Change every "candle-body" in the material below to "bar-body" and copy the rest unchanged. Leave the pictures out of your answer.

Stored records ▸
_ _ _ _
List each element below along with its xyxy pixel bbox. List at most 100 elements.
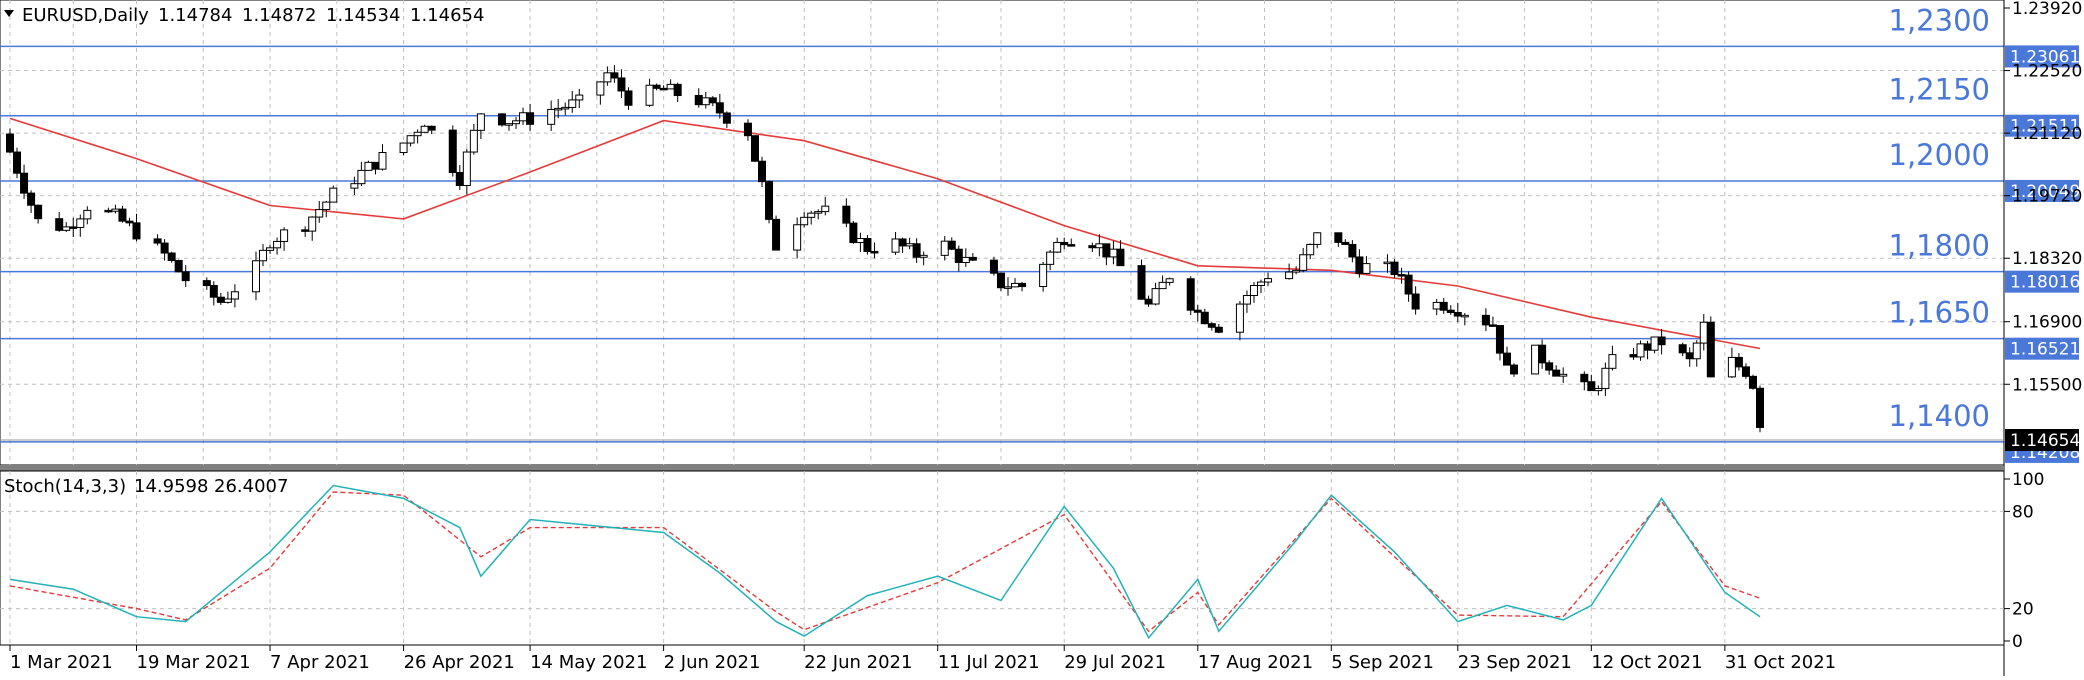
candle-body [1257,281,1266,286]
candle-body [673,83,682,97]
candle-body [1685,352,1694,360]
candle-body [364,161,373,171]
candle-body [118,208,127,222]
candle-body [1748,375,1757,389]
collapse-triangle-icon[interactable] [4,10,14,17]
candle-body [167,252,176,261]
candle-body [469,129,478,153]
candle-body [329,187,338,203]
candle-body [547,108,556,125]
candle-body [104,209,113,213]
candle-body [476,113,485,131]
candle-body [694,95,703,106]
candle-body [1151,288,1160,305]
low-value: 1.14534 [326,5,400,26]
candle-body [765,181,774,220]
candle-body [497,113,506,126]
candle-body [800,216,809,226]
candle-body [645,84,654,106]
symbol-label: EURUSD,Daily [22,5,149,26]
candle-body [989,259,998,274]
date-tick-label: 26 Apr 2021 [404,652,515,673]
candle-body [568,99,577,108]
candle-body [1102,243,1111,258]
candle-body [1116,248,1125,267]
date-tick-label: 7 Apr 2021 [270,652,370,673]
candle-body [1158,281,1167,290]
candle-body [1453,311,1462,317]
candle-body [772,218,781,251]
candle-body [280,229,289,242]
level-badge-text: 1.18016 [2010,273,2080,293]
candle-body [1186,278,1195,311]
level-label: 1,1400 [1889,399,1990,433]
price-tick-label: 1.21120 [2012,124,2082,144]
main-pane[interactable] [0,0,2005,466]
candle-body [1018,282,1027,288]
candle-body [1235,303,1244,333]
candle-body [1741,366,1750,377]
candle-body [1313,232,1322,245]
time-axis[interactable]: 1 Mar 2021 19 Mar 2021 7 Apr 2021 26 Apr 20… [9,645,1836,673]
candle-body [1699,321,1708,344]
candle-body [666,83,675,90]
stochastic-pane[interactable] [0,470,2005,646]
level-badge-text: 1.16521 [2010,340,2080,360]
candle-body [1481,314,1490,326]
candle-body [1643,343,1652,351]
price-axis[interactable]: 1.23920 1.22520 1.21120 1.19720 1.18320 1.169… [2003,0,2082,676]
level-badge-text: 1.20049 [2010,182,2080,202]
stochastic-main-value: 14.9598 [134,476,208,497]
candle-body [870,250,879,254]
date-tick-label: 1 Mar 2021 [10,652,113,673]
candle-body [898,238,907,247]
candle-body [1193,309,1202,313]
candle-body [1488,324,1497,327]
candle-body [322,201,331,211]
candle-body [722,112,731,124]
candle-body [1446,309,1455,313]
candle-body [842,205,851,224]
candle-body [610,72,619,79]
candle-body [1383,261,1392,265]
candle-body [1510,364,1519,375]
candle-body [1706,321,1715,378]
stochastic-name: Stoch(14,3,3) [4,476,126,497]
candle-body [69,226,78,229]
candle-body [961,256,970,264]
pane-separator[interactable] [0,466,2004,471]
high-value: 1.14872 [242,5,316,26]
candle-body [1439,301,1448,311]
candle-body [1011,282,1020,288]
candle-body [1214,326,1223,333]
candle-body [34,204,43,220]
candle-body [1095,243,1104,249]
level-badge [2005,114,2079,137]
candle-body [596,81,605,96]
candle-body [1692,342,1701,360]
open-value: 1.14784 [158,5,232,26]
candle-body [624,90,633,106]
horizontal-levels[interactable]: 1,23001.230611,21501.215111,20001.200491… [0,3,2080,463]
candle-body [251,260,260,293]
candle-body [1756,387,1764,428]
candle-body [1545,362,1554,371]
candle-body [1397,274,1406,277]
level-badge-text: 1.21511 [2010,117,2080,137]
candle-body [1559,373,1568,377]
candle-body [1601,367,1610,390]
candle-body [814,211,823,214]
candle-body [1580,373,1589,383]
stochastic-tick-label: 20 [2012,600,2034,620]
level-label: 1,2000 [1889,138,1990,172]
candle-body [181,271,190,282]
chart-header: EURUSD,Daily 1.14784 1.14872 1.14534 1.1… [4,5,484,26]
candle-body [1362,263,1371,274]
candle-body [259,249,268,262]
candle-body [1657,336,1666,346]
candle-body [1650,336,1659,351]
candle-body [1242,295,1251,305]
moving-average-line [9,117,1761,350]
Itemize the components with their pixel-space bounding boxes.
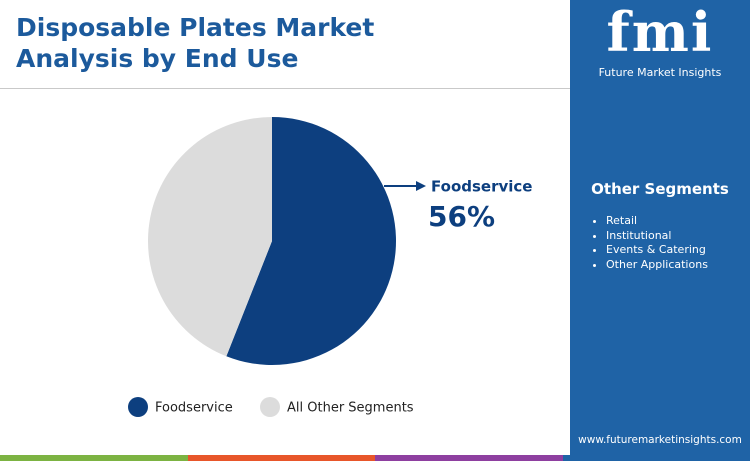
_ _ _ _
SOLUTION FOR THIS EXERCISE ▸
List each element below along with its xyxy pixel bbox. List at most 100 elements.
bar-body [1257,281,1266,286]
bar-body [673,83,682,97]
bar-body [1685,352,1694,360]
bar-body [364,161,373,171]
bar-body [118,208,127,222]
bar-body [1748,375,1757,389]
collapse-triangle-icon[interactable] [4,10,14,17]
bar-body [167,252,176,261]
bar-body [469,129,478,153]
bar-body [329,187,338,203]
bar-body [547,108,556,125]
bar-body [104,209,113,213]
bar-body [476,113,485,131]
bar-body [694,95,703,106]
bar-body [1151,288,1160,305]
low-value: 1.14534 [326,5,400,26]
bar-body [765,181,774,220]
bar-body [497,113,506,126]
bar-body [800,216,809,226]
bar-body [645,84,654,106]
symbol-label: EURUSD,Daily [22,5,149,26]
bar-body [989,259,998,274]
date-tick-label: 26 Apr 2021 [404,652,515,673]
bar-body [568,99,577,108]
bar-body [1102,243,1111,258]
bar-body [1116,248,1125,267]
date-tick-label: 7 Apr 2021 [270,652,370,673]
bar-body [1158,281,1167,290]
bar-body [1453,311,1462,317]
bar-body [772,218,781,251]
bar-body [280,229,289,242]
level-badge-text: 1.18016 [2010,273,2080,293]
bar-body [1186,278,1195,311]
level-label: 1,1400 [1889,399,1990,433]
price-tick-label: 1.21120 [2012,124,2082,144]
main-pane[interactable] [0,0,2005,466]
bar-body [1018,282,1027,288]
bar-body [1235,303,1244,333]
bar-body [1741,366,1750,377]
bar-body [1313,232,1322,245]
time-axis[interactable]: 1 Mar 2021 19 Mar 2021 7 Apr 2021 26 Apr 20… [9,645,1836,673]
bar-body [1699,321,1708,344]
bar-body [666,83,675,90]
stochastic-pane[interactable] [0,470,2005,646]
level-badge-text: 1.16521 [2010,340,2080,360]
bar-body [1481,314,1490,326]
bar-body [1643,343,1652,351]
price-axis[interactable]: 1.23920 1.22520 1.21120 1.19720 1.18320 1.169… [2003,0,2082,676]
level-badge-text: 1.20049 [2010,182,2080,202]
stochastic-main-value: 14.9598 [134,476,208,497]
bar-body [870,250,879,254]
date-tick-label: 1 Mar 2021 [10,652,113,673]
bar-body [898,238,907,247]
bar-body [1193,309,1202,313]
bar-body [1488,324,1497,327]
bar-body [322,201,331,211]
bar-body [722,112,731,124]
bar-body [1446,309,1455,313]
bar-body [842,205,851,224]
bar-body [610,72,619,79]
bar-body [1383,261,1392,265]
bar-body [1510,364,1519,375]
bar-body [1706,321,1715,378]
stochastic-name: Stoch(14,3,3) [4,476,126,497]
bar-body [69,226,78,229]
bar-body [961,256,970,264]
pane-separator[interactable] [0,466,2004,471]
high-value: 1.14872 [242,5,316,26]
bar-body [1439,301,1448,311]
bar-body [1011,282,1020,288]
bar-body [1214,326,1223,333]
bar-body [34,204,43,220]
bar-body [1095,243,1104,249]
level-badge [2005,114,2079,137]
bar-body [596,81,605,96]
bar-body [1692,342,1701,360]
open-value: 1.14784 [158,5,232,26]
bar-body [624,90,633,106]
horizontal-levels[interactable]: 1,23001.230611,21501.215111,20001.200491… [0,3,2080,463]
bar-body [251,260,260,293]
bar-body [1756,387,1764,428]
bar-body [1545,362,1554,371]
bar-body [1397,274,1406,277]
level-badge-text: 1.21511 [2010,117,2080,137]
bar-body [1559,373,1568,377]
bar-body [1601,367,1610,390]
bar-body [814,211,823,214]
bar-body [1580,373,1589,383]
stochastic-tick-label: 20 [2012,600,2034,620]
level-label: 1,2000 [1889,138,1990,172]
bar-body [181,271,190,282]
chart-header: EURUSD,Daily 1.14784 1.14872 1.14534 1.1… [4,5,484,26]
bar-body [1362,263,1371,274]
bar-body [259,249,268,262]
bar-body [1657,336,1666,346]
bar-body [1650,336,1659,351]
bar-body [1242,295,1251,305]
moving-average-line [9,117,1761,350]
Itemize the components with their pixel-space bounding boxes.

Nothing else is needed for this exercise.